- Source material
—————
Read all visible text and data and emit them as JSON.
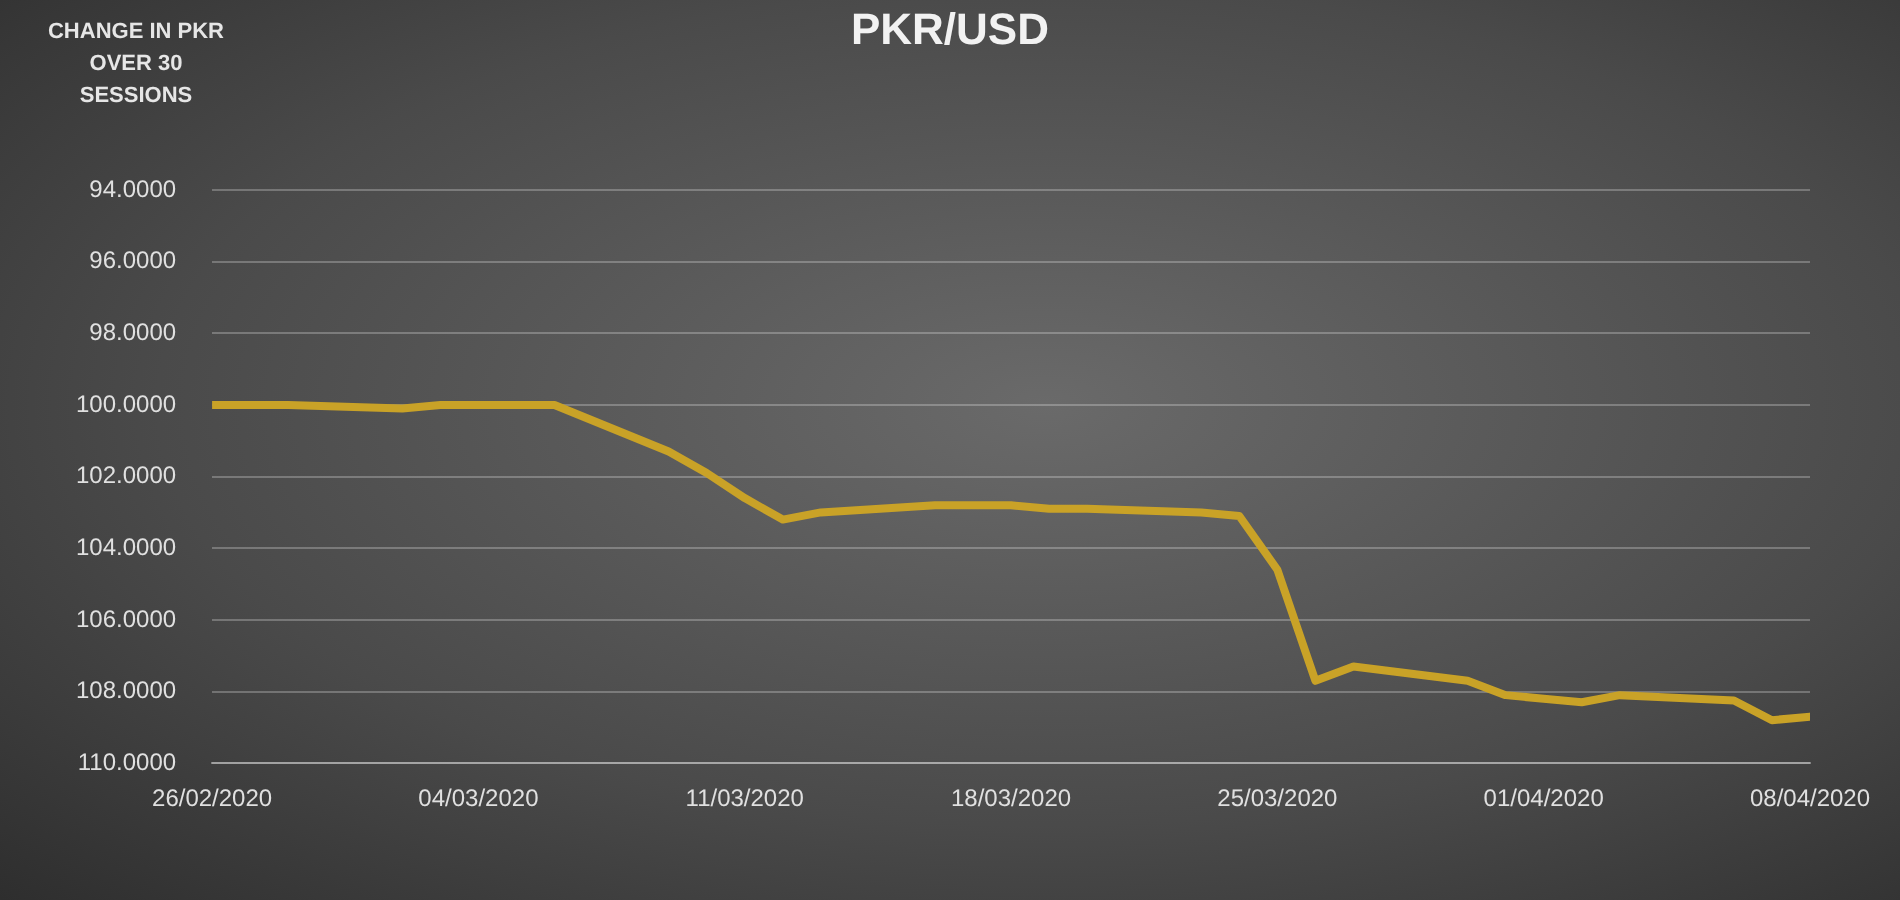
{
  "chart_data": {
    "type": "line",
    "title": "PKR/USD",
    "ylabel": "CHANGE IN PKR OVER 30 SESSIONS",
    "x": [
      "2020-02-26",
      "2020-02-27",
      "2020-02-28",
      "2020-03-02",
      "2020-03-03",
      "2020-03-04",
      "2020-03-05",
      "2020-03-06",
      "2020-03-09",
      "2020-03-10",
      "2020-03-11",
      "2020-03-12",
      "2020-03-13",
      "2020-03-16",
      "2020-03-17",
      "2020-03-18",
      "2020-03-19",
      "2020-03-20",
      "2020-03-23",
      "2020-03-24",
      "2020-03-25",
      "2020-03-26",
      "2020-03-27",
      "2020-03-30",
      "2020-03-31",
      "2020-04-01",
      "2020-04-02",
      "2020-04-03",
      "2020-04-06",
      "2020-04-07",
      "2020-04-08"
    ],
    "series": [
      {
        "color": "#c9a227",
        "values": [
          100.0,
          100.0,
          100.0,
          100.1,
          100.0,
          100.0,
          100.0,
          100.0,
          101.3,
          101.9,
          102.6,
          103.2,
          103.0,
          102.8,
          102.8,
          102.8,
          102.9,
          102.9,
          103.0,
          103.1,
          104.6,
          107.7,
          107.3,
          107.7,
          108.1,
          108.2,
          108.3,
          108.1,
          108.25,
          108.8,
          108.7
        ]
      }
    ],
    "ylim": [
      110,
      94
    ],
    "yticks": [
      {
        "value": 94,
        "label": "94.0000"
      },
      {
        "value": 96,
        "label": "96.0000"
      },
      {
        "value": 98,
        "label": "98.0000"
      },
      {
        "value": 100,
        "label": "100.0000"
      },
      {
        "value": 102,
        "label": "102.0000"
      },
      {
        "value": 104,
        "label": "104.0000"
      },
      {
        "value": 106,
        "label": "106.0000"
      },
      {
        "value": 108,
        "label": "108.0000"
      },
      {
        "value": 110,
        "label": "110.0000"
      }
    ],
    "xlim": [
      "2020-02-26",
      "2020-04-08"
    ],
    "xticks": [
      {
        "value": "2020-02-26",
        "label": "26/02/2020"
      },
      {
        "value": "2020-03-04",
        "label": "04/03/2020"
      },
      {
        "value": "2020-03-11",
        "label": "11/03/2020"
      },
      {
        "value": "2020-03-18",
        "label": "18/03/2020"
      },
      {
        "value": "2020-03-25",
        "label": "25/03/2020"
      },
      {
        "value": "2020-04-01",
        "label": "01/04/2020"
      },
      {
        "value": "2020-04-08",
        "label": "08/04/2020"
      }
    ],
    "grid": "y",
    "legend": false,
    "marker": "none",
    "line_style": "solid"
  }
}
—————
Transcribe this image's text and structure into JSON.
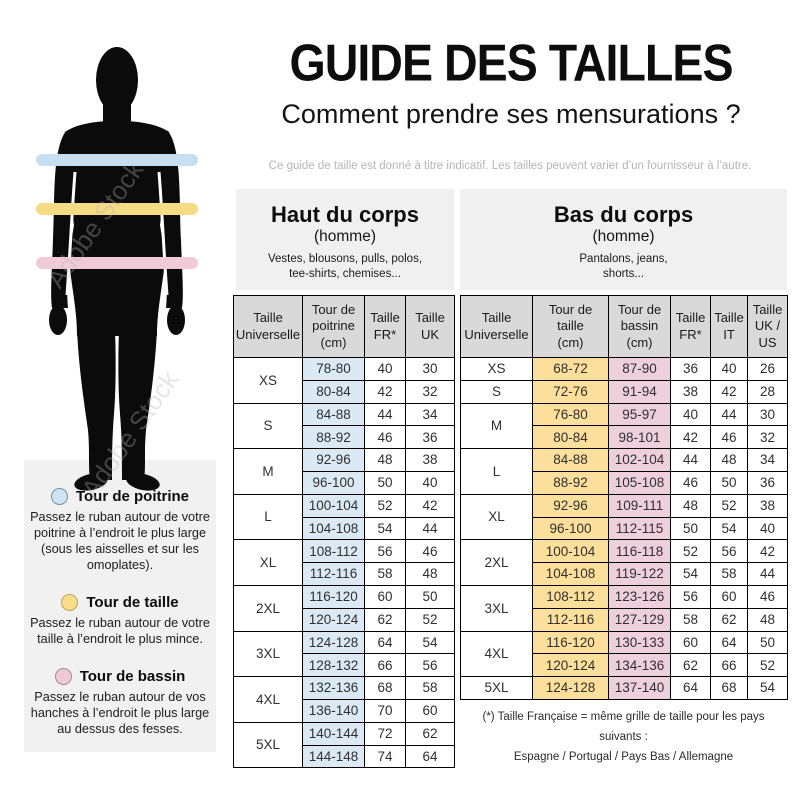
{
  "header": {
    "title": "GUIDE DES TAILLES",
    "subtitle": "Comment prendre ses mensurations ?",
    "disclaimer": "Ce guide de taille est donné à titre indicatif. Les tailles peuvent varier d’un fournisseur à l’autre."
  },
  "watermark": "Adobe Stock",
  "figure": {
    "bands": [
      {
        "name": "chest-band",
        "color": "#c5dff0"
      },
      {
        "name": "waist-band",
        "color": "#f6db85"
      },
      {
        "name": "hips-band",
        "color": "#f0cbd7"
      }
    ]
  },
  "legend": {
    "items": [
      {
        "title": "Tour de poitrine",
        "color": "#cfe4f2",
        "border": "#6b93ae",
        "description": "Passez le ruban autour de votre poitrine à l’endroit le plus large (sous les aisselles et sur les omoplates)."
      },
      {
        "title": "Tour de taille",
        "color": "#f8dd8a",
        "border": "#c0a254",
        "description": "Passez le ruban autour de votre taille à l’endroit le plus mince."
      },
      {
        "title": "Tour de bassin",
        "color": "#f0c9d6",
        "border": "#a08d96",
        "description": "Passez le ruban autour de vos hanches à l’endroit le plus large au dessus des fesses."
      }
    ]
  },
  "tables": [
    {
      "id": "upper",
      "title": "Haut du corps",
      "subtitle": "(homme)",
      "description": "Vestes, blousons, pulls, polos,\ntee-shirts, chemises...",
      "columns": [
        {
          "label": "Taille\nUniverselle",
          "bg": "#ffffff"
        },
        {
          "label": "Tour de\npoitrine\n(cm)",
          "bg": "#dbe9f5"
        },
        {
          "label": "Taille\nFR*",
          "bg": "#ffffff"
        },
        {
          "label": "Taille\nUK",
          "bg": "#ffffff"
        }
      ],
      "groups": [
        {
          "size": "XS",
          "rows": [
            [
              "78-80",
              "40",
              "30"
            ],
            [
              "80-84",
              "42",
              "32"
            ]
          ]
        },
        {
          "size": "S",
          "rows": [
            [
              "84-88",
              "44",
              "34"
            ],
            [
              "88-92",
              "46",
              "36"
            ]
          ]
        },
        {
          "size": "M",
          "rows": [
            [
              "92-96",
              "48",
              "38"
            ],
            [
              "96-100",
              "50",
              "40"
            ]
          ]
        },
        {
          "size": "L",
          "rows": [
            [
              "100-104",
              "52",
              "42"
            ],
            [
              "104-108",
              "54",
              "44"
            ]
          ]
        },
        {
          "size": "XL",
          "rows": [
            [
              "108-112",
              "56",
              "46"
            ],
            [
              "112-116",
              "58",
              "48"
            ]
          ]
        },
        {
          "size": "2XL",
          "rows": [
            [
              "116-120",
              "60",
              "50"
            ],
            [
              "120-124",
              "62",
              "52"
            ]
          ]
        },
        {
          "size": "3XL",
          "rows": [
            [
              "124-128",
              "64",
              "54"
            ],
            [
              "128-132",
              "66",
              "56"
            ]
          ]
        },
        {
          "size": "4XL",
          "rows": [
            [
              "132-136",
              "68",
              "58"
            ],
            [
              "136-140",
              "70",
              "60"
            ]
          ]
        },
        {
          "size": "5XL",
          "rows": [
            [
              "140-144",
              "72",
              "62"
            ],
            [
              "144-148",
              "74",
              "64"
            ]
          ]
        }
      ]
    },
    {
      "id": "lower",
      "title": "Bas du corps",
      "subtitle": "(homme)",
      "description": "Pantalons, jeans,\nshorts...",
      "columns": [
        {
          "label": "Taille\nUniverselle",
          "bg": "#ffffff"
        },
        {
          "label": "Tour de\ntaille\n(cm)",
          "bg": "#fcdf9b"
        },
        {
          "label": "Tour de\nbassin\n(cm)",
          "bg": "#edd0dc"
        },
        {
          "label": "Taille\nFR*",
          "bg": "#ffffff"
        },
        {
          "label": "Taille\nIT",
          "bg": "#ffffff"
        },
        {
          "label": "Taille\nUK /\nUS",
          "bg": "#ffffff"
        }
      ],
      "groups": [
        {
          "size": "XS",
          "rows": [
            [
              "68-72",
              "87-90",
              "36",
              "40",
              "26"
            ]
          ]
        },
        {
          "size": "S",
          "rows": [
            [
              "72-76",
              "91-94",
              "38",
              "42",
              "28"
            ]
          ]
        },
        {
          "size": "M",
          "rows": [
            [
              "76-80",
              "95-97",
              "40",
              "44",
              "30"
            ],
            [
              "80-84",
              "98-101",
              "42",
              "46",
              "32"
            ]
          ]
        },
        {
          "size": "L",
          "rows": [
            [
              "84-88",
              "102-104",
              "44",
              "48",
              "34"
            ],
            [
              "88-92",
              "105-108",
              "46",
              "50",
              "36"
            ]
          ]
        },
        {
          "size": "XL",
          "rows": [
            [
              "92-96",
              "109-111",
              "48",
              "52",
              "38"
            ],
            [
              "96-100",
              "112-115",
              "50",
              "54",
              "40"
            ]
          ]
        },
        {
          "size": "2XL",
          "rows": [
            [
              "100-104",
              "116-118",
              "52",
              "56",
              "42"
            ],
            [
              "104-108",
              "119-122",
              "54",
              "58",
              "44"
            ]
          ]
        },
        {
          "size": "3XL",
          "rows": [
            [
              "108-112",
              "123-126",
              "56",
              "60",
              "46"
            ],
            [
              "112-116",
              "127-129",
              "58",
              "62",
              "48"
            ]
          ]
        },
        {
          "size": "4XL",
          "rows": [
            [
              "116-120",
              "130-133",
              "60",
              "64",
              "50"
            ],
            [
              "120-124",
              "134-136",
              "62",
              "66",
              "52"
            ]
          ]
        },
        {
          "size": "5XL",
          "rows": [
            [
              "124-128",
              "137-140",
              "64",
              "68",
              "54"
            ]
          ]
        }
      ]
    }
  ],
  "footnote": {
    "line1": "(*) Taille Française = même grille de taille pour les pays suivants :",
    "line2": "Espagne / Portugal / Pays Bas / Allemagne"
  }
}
—————
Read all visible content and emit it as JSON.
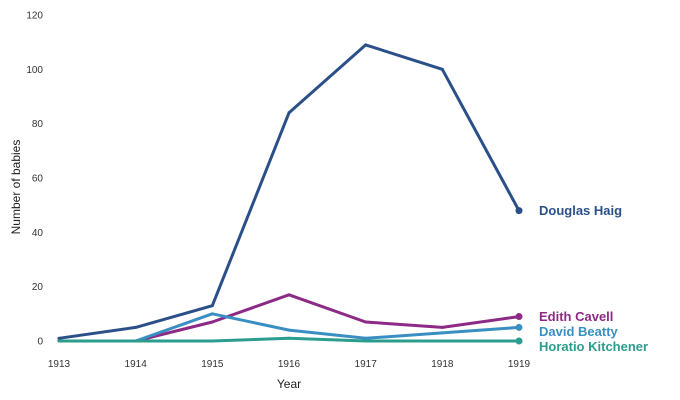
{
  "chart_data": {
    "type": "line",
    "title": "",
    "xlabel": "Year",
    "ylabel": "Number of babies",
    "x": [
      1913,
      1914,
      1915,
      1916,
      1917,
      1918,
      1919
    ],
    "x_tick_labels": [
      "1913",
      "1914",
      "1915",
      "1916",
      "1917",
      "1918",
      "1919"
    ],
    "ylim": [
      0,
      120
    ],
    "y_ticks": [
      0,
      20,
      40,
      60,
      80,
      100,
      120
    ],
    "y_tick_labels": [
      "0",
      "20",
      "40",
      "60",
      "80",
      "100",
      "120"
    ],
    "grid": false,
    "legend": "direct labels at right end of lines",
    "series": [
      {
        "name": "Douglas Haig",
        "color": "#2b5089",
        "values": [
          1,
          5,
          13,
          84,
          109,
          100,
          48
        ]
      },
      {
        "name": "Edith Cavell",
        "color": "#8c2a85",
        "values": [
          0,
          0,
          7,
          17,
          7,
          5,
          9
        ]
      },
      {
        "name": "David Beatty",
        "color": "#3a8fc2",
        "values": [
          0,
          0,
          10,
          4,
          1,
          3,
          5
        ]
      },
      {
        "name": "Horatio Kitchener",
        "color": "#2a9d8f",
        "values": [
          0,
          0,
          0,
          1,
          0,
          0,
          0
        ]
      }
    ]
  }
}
—————
- Problem requirements
Review the preceding data and report every line that includes the string "plus".

- Solved problem
        "description": "Passez le ruban autour de votre poitrine à l’endroit le plus large (sous les aisselles et sur les omoplates)."
        "description": "Passez le ruban autour de votre taille à l’endroit le plus mince."
        "description": "Passez le ruban autour de vos hanches à l’endroit le plus large au dessus des fesses."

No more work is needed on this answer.